____ INPUT

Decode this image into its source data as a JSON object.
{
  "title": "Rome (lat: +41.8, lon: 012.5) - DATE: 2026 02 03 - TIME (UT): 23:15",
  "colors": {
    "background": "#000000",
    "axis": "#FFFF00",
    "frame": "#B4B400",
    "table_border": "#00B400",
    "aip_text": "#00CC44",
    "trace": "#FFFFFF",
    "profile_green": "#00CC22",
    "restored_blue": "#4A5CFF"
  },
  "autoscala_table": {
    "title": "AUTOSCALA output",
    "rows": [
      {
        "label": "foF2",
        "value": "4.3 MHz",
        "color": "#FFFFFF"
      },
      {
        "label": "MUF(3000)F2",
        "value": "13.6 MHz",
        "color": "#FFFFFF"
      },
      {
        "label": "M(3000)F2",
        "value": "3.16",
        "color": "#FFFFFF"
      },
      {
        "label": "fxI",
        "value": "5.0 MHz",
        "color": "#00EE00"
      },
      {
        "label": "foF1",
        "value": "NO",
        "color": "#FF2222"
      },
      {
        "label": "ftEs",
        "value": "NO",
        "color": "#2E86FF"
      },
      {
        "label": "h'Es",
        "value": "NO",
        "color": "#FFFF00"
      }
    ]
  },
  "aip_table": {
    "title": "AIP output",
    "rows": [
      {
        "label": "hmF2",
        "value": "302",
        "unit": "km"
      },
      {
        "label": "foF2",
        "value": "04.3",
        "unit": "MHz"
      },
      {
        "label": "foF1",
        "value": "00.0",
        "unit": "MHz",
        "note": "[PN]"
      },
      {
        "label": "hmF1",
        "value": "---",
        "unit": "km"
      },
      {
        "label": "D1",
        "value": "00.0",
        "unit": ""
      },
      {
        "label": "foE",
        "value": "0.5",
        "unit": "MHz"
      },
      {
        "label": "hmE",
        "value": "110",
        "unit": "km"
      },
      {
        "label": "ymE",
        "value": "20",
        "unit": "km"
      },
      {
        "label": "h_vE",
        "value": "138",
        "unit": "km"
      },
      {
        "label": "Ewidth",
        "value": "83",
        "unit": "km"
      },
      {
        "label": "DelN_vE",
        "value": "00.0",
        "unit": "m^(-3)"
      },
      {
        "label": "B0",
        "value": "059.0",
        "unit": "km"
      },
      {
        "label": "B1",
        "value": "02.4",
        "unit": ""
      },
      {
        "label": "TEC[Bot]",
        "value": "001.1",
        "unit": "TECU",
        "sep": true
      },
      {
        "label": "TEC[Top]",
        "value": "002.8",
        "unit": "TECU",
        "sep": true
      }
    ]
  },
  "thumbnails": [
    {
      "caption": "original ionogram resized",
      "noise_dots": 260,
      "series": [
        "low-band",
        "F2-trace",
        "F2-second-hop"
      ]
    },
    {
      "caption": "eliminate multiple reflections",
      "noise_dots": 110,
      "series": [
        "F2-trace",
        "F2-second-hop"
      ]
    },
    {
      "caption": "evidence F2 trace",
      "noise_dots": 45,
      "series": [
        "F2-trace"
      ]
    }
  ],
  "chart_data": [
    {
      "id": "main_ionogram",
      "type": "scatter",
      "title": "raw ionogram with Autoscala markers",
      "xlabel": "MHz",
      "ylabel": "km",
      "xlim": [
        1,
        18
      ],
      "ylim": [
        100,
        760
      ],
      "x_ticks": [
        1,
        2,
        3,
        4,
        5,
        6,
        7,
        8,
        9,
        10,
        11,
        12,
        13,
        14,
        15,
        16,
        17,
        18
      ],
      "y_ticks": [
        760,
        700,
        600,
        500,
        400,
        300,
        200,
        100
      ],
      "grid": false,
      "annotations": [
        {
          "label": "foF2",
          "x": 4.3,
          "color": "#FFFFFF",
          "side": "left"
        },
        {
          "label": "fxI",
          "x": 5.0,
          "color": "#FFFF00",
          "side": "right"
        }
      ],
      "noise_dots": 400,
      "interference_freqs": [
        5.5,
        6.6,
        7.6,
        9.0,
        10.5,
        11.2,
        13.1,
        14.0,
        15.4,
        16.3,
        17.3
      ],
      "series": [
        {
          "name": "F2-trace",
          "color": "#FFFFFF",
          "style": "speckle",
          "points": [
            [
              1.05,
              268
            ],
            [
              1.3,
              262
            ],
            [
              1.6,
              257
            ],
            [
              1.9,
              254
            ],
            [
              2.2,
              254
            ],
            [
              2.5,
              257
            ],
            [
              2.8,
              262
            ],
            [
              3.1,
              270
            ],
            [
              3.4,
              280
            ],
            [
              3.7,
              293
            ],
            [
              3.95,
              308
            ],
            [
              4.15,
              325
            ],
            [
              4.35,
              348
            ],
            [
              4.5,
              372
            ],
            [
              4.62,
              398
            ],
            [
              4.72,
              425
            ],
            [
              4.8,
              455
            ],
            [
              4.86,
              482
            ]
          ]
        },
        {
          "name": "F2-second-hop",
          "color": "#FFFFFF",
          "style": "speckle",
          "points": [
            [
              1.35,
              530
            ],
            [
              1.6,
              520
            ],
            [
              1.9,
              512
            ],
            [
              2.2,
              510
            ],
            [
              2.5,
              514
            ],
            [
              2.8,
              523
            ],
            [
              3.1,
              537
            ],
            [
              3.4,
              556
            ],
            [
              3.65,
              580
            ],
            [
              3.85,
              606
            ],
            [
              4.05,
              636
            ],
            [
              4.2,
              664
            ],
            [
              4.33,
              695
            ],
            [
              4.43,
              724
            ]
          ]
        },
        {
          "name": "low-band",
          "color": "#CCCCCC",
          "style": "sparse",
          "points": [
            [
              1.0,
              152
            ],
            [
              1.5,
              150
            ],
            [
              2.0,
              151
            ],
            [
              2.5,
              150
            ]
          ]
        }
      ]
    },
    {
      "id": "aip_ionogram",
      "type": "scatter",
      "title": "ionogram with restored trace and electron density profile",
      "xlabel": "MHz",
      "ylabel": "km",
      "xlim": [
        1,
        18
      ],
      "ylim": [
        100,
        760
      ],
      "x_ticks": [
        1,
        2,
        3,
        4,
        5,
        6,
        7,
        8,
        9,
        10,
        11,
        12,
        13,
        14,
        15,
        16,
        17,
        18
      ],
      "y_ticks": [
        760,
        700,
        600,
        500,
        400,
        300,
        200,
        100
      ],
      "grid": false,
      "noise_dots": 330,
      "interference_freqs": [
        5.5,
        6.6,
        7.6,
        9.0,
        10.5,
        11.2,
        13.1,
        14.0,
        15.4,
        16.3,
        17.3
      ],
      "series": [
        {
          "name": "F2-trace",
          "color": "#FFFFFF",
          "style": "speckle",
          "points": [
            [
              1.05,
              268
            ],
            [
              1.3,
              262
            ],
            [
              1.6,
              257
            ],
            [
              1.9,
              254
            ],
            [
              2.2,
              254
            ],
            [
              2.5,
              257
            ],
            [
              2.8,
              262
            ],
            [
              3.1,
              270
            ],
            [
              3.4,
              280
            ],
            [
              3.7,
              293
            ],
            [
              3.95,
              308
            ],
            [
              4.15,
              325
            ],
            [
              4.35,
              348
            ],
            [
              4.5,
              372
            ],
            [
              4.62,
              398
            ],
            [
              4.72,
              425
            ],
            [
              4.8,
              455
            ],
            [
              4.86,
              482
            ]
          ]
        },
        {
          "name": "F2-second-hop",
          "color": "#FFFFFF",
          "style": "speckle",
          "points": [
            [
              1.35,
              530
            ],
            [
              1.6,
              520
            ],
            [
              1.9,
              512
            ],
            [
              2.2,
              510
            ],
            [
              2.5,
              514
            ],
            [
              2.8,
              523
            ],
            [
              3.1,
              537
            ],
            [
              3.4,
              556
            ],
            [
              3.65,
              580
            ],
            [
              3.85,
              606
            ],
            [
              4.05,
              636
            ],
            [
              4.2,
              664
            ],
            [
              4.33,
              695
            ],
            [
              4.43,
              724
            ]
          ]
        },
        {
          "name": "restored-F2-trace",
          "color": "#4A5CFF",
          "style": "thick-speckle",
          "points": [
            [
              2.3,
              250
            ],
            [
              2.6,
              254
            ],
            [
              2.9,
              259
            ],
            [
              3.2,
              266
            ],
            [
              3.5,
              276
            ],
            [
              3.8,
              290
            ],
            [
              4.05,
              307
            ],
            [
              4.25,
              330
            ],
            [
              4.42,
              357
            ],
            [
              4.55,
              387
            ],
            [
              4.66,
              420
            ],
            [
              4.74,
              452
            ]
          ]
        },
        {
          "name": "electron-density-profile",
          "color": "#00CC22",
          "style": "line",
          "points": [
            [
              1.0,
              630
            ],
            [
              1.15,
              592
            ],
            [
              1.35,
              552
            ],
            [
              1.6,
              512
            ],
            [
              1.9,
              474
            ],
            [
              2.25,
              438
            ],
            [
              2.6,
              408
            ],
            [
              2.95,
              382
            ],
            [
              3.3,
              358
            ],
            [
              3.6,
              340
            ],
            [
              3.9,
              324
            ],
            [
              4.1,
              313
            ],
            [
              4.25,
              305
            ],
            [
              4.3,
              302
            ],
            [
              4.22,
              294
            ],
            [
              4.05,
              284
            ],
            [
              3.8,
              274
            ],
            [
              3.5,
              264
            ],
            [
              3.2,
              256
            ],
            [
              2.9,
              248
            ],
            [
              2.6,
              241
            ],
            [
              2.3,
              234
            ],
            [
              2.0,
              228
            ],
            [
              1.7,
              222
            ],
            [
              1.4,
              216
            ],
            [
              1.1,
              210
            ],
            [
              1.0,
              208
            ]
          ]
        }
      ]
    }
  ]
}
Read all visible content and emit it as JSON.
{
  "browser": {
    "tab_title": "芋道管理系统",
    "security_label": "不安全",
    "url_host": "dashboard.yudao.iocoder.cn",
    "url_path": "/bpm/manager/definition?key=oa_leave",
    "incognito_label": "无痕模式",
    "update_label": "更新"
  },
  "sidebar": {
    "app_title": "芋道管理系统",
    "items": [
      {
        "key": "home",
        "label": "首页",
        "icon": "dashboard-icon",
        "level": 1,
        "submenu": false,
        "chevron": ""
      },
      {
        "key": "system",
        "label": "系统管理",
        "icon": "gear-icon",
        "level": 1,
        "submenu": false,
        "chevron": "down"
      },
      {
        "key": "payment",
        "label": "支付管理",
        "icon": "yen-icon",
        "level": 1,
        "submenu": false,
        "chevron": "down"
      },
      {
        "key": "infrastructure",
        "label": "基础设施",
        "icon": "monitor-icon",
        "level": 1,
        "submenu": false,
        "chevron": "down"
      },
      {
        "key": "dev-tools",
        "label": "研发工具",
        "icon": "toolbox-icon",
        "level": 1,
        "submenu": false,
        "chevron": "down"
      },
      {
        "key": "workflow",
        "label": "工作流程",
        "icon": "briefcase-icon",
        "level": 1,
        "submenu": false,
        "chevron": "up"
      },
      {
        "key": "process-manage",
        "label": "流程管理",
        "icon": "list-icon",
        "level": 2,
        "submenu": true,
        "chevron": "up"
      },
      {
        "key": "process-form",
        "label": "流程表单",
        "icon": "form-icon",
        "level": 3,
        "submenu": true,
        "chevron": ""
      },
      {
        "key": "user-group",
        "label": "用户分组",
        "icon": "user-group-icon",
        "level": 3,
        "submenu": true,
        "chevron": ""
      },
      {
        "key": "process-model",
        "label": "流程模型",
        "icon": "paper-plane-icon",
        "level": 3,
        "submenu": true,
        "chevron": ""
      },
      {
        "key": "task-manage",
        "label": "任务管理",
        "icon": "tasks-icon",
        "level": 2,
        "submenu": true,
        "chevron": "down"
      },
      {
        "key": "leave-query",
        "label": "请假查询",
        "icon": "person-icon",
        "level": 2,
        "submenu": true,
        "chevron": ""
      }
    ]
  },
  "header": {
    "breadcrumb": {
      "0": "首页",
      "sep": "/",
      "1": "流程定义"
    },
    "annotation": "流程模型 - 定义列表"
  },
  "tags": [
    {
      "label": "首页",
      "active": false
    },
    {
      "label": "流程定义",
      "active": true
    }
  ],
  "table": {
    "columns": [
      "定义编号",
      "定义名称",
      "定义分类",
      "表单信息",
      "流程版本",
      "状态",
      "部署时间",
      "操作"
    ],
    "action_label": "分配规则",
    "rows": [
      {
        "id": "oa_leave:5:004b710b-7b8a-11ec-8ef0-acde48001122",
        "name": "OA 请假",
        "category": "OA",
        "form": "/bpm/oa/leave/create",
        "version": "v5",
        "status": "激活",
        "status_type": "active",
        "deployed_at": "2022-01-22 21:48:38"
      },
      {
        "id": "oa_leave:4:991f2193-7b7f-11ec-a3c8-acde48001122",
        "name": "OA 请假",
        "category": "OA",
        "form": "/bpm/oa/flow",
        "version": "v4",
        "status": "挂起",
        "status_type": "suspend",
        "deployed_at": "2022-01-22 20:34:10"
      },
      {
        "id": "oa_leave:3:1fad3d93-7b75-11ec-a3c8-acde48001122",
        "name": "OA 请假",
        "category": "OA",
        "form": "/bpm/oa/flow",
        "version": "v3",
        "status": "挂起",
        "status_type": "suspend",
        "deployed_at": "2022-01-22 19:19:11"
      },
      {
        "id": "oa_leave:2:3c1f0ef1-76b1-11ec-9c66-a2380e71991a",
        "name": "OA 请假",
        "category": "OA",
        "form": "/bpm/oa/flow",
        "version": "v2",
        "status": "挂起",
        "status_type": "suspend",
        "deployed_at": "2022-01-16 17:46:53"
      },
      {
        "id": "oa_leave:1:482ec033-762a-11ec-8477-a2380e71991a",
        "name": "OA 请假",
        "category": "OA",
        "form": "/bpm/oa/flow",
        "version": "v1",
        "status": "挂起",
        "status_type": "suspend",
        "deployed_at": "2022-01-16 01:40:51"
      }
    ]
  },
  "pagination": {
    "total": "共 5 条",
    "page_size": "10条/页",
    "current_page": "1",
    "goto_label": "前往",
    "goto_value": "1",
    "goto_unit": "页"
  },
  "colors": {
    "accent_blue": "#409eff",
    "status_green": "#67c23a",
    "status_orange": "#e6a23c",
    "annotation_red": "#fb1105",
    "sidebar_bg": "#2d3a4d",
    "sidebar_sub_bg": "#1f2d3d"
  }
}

________

**YOUR INSTRUCTIONS**
Gather each line in the data that holds the string "electron".

**ANSWER**
      "title": "ionogram with restored trace and electron density profile",
          "name": "electron-density-profile",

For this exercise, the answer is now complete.